▶ [Dataset items]:
====================

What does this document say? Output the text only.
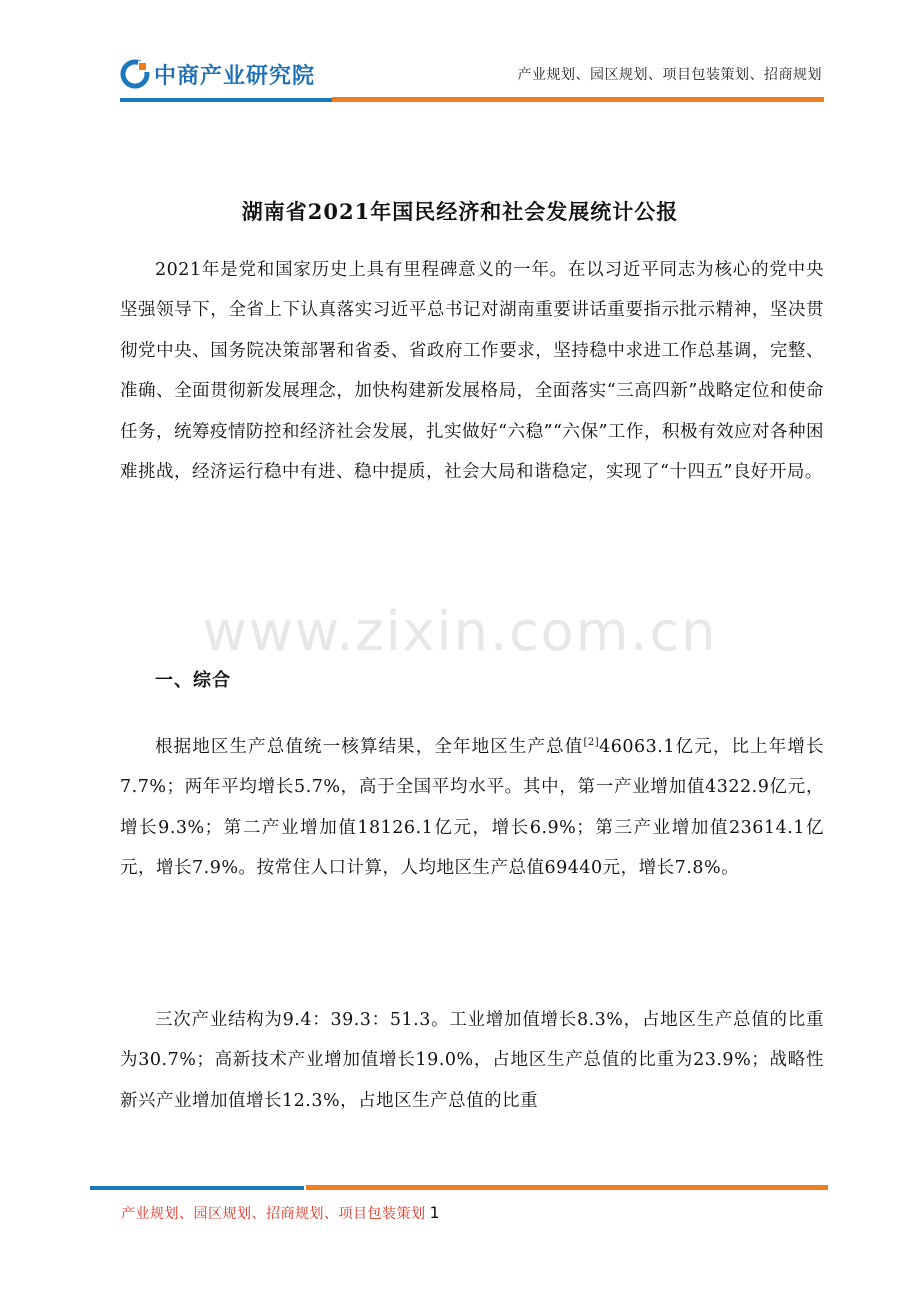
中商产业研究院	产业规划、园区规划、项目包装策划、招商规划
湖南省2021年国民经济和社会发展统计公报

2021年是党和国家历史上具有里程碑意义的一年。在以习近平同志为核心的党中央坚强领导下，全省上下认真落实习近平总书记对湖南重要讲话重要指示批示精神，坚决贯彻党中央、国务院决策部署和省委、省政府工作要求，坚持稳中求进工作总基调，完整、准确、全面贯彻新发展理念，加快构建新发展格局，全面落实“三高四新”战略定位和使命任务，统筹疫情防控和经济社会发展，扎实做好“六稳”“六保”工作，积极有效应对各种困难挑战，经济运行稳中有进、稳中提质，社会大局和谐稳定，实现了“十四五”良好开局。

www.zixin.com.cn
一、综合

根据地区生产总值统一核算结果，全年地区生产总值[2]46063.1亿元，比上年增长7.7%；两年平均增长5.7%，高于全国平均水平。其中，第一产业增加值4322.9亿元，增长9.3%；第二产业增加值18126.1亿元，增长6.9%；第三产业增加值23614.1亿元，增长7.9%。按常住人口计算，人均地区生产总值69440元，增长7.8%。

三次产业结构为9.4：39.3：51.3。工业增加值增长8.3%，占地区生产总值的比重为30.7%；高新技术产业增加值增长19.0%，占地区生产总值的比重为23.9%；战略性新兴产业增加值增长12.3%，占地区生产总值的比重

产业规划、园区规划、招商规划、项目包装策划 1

====================

▶ [Requirements]: Check each line above for the word "项目包装策划", and copy the lines where it appears.

▶ [Result for this exercise]:
中商产业研究院	产业规划、园区规划、项目包装策划、招商规划
产业规划、园区规划、招商规划、项目包装策划 1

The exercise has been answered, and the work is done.